* EXTRACTED RECORDS *
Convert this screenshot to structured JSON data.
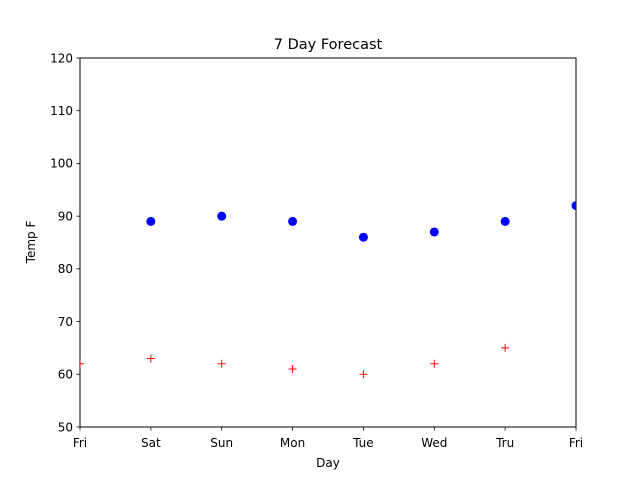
{
  "chart_data": {
    "type": "scatter",
    "title": "7 Day Forecast",
    "xlabel": "Day",
    "ylabel": "Temp F",
    "categories": [
      "Fri",
      "Sat",
      "Sun",
      "Mon",
      "Tue",
      "Wed",
      "Tru",
      "Fri"
    ],
    "ylim": [
      50,
      120
    ],
    "yticks": [
      50,
      60,
      70,
      80,
      90,
      100,
      110,
      120
    ],
    "grid": false,
    "legend": "none",
    "series": [
      {
        "marker": "circle",
        "color": "#0000ff",
        "values": [
          null,
          89,
          90,
          89,
          86,
          87,
          89,
          92
        ]
      },
      {
        "marker": "plus",
        "color": "#ff0000",
        "values": [
          62,
          63,
          62,
          61,
          60,
          62,
          65,
          null
        ]
      }
    ]
  }
}
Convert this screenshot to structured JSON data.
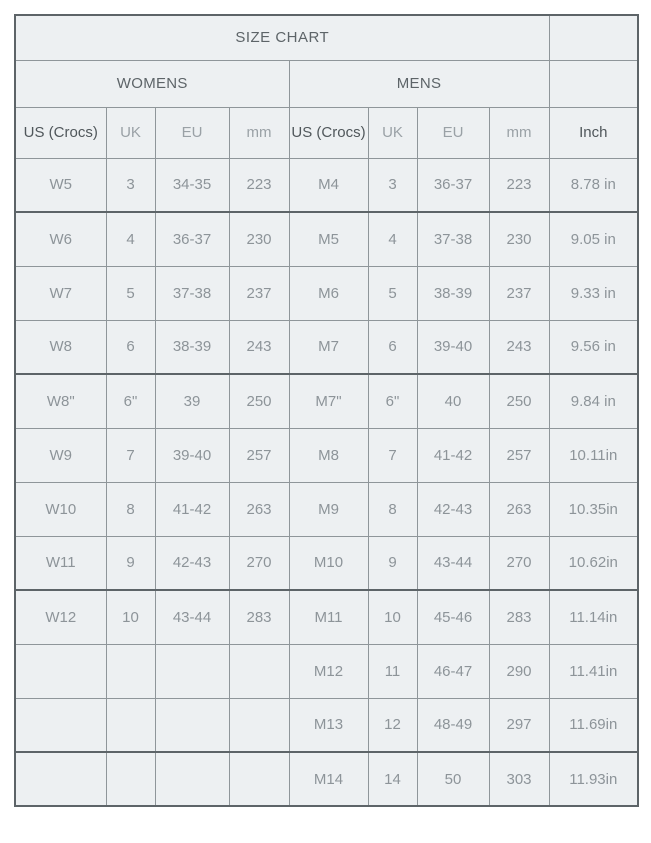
{
  "colors": {
    "page_background": "#ffffff",
    "cell_background": "#edf0f2",
    "border_thin": "#8f969a",
    "border_thick": "#5d6468",
    "text_title": "#5d6468",
    "text_header_strong": "#50575b",
    "text_header_light": "#9aa1a6",
    "text_data": "#8d9499"
  },
  "chart_data": {
    "type": "table",
    "title": "SIZE CHART",
    "section_labels": [
      "WOMENS",
      "MENS"
    ],
    "headers": [
      "US (Crocs)",
      "UK",
      "EU",
      "mm",
      "US (Crocs)",
      "UK",
      "EU",
      "mm",
      "Inch"
    ],
    "rows": [
      [
        "W5",
        "3",
        "34-35",
        "223",
        "M4",
        "3",
        "36-37",
        "223",
        "8.78 in"
      ],
      [
        "W6",
        "4",
        "36-37",
        "230",
        "M5",
        "4",
        "37-38",
        "230",
        "9.05 in"
      ],
      [
        "W7",
        "5",
        "37-38",
        "237",
        "M6",
        "5",
        "38-39",
        "237",
        "9.33 in"
      ],
      [
        "W8",
        "6",
        "38-39",
        "243",
        "M7",
        "6",
        "39-40",
        "243",
        "9.56 in"
      ],
      [
        "W8\"",
        "6\"",
        "39",
        "250",
        "M7\"",
        "6\"",
        "40",
        "250",
        "9.84 in"
      ],
      [
        "W9",
        "7",
        "39-40",
        "257",
        "M8",
        "7",
        "41-42",
        "257",
        "10.11in"
      ],
      [
        "W10",
        "8",
        "41-42",
        "263",
        "M9",
        "8",
        "42-43",
        "263",
        "10.35in"
      ],
      [
        "W11",
        "9",
        "42-43",
        "270",
        "M10",
        "9",
        "43-44",
        "270",
        "10.62in"
      ],
      [
        "W12",
        "10",
        "43-44",
        "283",
        "M11",
        "10",
        "45-46",
        "283",
        "11.14in"
      ],
      [
        "",
        "",
        "",
        "",
        "M12",
        "11",
        "46-47",
        "290",
        "11.41in"
      ],
      [
        "",
        "",
        "",
        "",
        "M13",
        "12",
        "48-49",
        "297",
        "11.69in"
      ],
      [
        "",
        "",
        "",
        "",
        "M14",
        "14",
        "50",
        "303",
        "11.93in"
      ]
    ]
  }
}
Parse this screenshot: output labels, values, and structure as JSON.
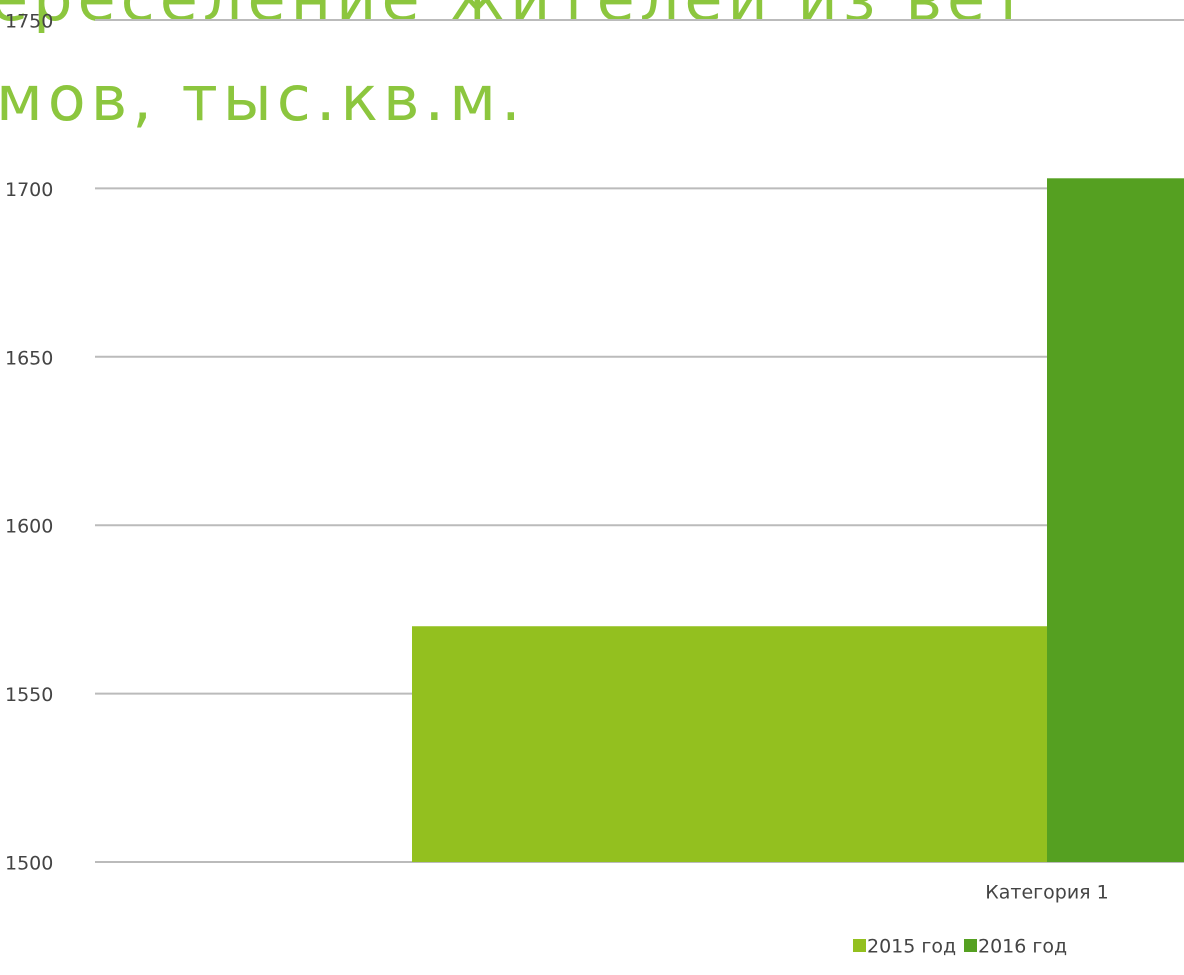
{
  "chart_data": {
    "type": "bar",
    "title_lines": [
      "ереселение жителей из вет",
      "мов, тыс.кв.м."
    ],
    "categories": [
      "Категория 1"
    ],
    "series": [
      {
        "name": "2015 год",
        "color": "#93c01f",
        "values": [
          1570
        ]
      },
      {
        "name": "2016 год",
        "color": "#55a021",
        "values": [
          1703
        ]
      }
    ],
    "ylim": [
      1500,
      1750
    ],
    "yticks": [
      1500,
      1550,
      1600,
      1650,
      1700,
      1750
    ],
    "grid": true,
    "legend": "bottom"
  }
}
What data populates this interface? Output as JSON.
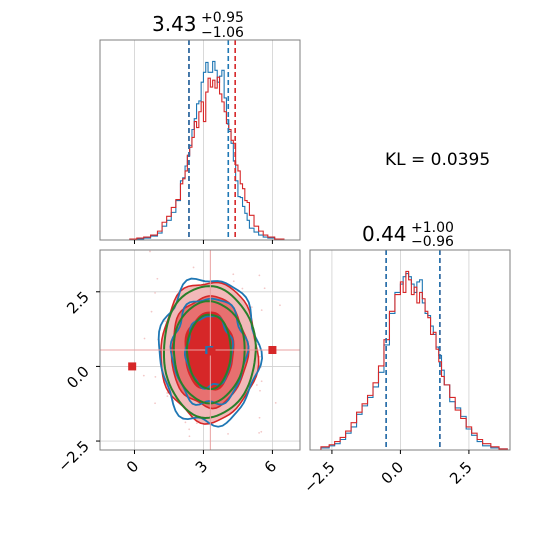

* PROBLEM TO WORK ON *
Go through the listing above and return every line where the word "this" occurs.

* SOLVED PROBLEM *
Convert this screenshot to structured JSON data.
Convert this screenshot to structured JSON data.
Parse this screenshot: output labels, values, and structure as JSON.
What data populates this interface? Output as JSON.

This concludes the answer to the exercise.